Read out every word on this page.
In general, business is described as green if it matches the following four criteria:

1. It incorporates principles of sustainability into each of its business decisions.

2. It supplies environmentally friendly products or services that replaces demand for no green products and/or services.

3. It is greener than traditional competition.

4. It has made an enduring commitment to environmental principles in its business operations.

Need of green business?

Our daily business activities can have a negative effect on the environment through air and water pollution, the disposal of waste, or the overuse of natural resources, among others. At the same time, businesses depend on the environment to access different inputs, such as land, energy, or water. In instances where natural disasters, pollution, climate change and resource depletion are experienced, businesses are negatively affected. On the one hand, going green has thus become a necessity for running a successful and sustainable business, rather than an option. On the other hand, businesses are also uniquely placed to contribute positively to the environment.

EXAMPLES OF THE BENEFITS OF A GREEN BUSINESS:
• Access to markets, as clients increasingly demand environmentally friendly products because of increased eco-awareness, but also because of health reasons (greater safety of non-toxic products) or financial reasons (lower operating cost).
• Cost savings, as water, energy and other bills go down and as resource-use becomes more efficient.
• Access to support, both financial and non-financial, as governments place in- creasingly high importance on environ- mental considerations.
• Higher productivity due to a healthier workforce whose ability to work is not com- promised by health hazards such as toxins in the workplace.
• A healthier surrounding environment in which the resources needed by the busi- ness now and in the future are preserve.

◆ ◆ ◆

■ **YOUR ASSIGNMENT**: Please output all the lines above exactly as given.

■ **OUTPUT FOR THIS TASK**:
Read out every word on this page.
In general, business is described as green if it matches the following four criteria:

1. It incorporates principles of sustainability into each of its business decisions.

2. It supplies environmentally friendly products or services that replaces demand for no green products and/or services.

3. It is greener than traditional competition.

4. It has made an enduring commitment to environmental principles in its business operations.

Need of green business?

Our daily business activities can have a negative effect on the environment through air and water pollution, the disposal of waste, or the overuse of natural resources, among others. At the same time, businesses depend on the environment to access different inputs, such as land, energy, or water. In instances where natural disasters, pollution, climate change and resource depletion are experienced, businesses are negatively affected. On the one hand, going green has thus become a necessity for running a successful and sustainable business, rather than an option. On the other hand, businesses are also uniquely placed to contribute positively to the environment.

EXAMPLES OF THE BENEFITS OF A GREEN BUSINESS:
• Access to markets, as clients increasingly demand environmentally friendly products because of increased eco-awareness, but also because of health reasons (greater safety of non-toxic products) or financial reasons (lower operating cost).
• Cost savings, as water, energy and other bills go down and as resource-use becomes more efficient.
• Access to support, both financial and non-financial, as governments place in- creasingly high importance on environ- mental considerations.
• Higher productivity due to a healthier workforce whose ability to work is not com- promised by health hazards such as toxins in the workplace.
• A healthier surrounding environment in which the resources needed by the busi- ness now and in the future are preserve.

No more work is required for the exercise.